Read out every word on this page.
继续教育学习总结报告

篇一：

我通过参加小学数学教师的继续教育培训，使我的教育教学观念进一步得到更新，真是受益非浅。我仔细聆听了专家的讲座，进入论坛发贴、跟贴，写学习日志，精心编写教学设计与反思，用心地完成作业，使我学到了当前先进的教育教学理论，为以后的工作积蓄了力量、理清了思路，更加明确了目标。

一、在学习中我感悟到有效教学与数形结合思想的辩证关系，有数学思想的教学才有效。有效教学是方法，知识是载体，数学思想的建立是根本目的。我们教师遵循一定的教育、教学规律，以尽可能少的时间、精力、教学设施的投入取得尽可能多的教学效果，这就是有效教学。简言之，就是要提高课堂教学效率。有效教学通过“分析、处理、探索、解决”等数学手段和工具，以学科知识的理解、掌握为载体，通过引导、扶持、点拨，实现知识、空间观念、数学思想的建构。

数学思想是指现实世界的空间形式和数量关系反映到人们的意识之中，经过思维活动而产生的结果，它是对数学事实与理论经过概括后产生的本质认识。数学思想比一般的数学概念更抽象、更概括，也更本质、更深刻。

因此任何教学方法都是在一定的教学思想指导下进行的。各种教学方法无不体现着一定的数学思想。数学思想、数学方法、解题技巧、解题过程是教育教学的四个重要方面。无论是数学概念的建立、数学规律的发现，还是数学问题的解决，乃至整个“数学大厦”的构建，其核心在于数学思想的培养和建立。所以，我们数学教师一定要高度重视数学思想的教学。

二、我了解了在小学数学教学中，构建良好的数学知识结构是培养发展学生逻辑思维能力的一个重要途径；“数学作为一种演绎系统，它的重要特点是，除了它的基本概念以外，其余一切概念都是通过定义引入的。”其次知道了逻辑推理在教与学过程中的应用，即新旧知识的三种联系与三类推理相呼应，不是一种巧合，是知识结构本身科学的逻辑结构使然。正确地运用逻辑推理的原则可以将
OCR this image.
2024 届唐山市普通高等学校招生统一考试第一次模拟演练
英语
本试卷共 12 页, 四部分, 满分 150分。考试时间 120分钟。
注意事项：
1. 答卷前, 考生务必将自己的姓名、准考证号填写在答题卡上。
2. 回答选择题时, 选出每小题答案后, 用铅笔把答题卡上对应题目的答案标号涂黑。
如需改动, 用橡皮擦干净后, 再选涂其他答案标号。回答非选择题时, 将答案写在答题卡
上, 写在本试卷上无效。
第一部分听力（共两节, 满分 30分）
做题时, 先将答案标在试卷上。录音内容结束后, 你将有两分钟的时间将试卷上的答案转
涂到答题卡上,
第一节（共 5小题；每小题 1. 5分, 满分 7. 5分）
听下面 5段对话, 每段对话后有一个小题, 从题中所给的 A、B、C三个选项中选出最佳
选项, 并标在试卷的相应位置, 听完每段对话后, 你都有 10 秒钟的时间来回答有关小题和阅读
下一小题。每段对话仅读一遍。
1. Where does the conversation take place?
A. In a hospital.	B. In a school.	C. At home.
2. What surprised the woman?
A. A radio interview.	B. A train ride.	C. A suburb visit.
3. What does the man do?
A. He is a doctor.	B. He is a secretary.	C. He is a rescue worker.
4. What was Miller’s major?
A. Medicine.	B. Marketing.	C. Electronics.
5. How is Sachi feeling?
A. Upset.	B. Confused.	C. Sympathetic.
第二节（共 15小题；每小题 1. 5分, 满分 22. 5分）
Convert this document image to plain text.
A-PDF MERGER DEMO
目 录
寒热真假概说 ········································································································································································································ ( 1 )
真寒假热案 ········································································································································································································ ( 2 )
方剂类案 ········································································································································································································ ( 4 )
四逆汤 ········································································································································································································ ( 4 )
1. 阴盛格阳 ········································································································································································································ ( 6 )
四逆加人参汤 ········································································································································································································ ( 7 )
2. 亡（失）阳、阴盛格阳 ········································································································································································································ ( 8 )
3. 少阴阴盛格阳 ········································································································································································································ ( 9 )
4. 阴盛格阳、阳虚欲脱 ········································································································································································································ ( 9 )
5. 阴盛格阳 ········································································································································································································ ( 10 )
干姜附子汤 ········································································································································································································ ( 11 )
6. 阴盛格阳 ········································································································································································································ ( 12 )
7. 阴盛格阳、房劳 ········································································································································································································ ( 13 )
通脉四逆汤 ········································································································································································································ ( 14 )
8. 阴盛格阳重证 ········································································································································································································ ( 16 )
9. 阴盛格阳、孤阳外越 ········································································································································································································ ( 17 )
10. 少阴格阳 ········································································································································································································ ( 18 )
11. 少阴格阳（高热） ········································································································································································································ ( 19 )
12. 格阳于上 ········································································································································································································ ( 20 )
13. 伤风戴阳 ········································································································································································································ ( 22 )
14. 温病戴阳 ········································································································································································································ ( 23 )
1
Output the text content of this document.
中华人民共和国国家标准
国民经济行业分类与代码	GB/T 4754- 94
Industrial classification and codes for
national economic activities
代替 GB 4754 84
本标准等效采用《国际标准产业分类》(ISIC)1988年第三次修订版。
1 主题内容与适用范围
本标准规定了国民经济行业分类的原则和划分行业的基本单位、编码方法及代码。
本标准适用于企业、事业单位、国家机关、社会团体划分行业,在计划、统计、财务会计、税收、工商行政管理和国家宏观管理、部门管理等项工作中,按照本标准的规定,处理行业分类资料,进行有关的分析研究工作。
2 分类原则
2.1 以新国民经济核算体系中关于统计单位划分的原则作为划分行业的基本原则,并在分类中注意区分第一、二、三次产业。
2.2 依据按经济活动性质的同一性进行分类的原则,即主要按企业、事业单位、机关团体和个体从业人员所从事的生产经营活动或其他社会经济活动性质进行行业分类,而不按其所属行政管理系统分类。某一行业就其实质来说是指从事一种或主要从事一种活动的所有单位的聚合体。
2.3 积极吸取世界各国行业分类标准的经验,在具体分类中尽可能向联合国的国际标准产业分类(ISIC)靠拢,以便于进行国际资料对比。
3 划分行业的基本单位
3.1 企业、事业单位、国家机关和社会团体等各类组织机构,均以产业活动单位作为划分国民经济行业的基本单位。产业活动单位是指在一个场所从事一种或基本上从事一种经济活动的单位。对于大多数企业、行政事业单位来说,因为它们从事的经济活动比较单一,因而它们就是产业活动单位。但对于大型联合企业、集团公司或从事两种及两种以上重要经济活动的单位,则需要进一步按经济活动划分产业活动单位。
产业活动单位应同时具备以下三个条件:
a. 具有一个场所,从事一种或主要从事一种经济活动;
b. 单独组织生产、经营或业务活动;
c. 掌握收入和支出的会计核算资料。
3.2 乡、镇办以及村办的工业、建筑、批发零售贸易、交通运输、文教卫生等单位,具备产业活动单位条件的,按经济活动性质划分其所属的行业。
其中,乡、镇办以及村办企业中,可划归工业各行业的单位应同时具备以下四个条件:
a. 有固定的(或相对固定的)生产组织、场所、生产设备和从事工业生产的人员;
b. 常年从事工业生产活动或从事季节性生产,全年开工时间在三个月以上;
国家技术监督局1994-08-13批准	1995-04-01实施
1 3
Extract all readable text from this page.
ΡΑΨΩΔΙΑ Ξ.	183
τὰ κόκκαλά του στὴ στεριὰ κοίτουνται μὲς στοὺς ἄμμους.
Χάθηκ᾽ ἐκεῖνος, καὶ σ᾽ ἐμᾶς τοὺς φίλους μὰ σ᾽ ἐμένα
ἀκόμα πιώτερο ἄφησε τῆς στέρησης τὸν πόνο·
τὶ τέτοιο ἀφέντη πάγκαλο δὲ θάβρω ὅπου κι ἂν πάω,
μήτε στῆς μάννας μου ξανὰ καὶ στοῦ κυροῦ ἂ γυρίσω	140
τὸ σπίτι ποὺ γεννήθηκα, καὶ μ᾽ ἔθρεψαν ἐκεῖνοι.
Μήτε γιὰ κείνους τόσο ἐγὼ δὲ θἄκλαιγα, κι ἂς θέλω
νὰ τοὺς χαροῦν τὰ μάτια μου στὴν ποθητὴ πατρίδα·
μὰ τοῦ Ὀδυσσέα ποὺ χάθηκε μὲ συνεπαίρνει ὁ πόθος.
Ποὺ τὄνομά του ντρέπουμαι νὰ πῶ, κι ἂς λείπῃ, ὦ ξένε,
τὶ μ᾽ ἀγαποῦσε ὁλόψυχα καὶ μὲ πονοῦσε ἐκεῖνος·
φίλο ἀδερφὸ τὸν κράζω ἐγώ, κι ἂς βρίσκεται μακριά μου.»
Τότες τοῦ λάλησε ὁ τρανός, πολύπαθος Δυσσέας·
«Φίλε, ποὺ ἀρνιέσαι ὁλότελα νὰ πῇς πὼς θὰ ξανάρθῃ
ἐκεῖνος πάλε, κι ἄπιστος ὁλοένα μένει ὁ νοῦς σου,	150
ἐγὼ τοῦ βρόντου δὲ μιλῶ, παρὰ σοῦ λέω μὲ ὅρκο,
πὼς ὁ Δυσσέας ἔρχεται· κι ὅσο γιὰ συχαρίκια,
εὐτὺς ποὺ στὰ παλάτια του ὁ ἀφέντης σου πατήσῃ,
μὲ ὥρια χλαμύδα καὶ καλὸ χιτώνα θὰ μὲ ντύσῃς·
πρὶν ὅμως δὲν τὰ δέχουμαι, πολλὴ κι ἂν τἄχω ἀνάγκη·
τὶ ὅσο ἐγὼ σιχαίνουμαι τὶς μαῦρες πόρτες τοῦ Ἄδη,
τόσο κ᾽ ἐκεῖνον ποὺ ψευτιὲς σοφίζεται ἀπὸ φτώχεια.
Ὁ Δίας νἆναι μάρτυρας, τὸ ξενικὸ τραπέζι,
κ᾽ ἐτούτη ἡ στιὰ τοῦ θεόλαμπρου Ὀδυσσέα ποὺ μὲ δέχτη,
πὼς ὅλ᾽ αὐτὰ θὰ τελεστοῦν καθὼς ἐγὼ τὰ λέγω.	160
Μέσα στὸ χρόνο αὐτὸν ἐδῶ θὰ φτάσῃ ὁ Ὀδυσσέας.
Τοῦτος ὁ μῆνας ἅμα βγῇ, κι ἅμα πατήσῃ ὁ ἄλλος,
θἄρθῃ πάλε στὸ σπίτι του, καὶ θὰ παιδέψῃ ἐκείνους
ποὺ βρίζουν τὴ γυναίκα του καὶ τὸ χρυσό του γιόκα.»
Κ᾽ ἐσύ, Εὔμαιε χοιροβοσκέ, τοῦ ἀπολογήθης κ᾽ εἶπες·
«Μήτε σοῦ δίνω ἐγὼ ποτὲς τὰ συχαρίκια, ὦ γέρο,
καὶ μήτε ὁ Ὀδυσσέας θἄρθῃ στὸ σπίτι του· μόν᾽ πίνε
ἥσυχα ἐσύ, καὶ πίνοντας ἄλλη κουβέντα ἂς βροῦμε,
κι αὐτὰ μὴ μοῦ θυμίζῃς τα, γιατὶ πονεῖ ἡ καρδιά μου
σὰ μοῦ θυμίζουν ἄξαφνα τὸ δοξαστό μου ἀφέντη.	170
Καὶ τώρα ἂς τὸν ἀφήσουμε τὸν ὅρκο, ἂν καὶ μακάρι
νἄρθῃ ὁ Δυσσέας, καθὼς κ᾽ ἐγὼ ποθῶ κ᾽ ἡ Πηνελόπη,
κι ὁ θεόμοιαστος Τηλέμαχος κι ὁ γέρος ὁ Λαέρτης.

- _WHAT TO WORK ON_
Filter the listing above by the word "text"; copy each line that passes.

- _ANSWER TO THIS PROBLEM_
Convert this document image to plain text.
Output the text content of this document.
Extract all readable text from this page.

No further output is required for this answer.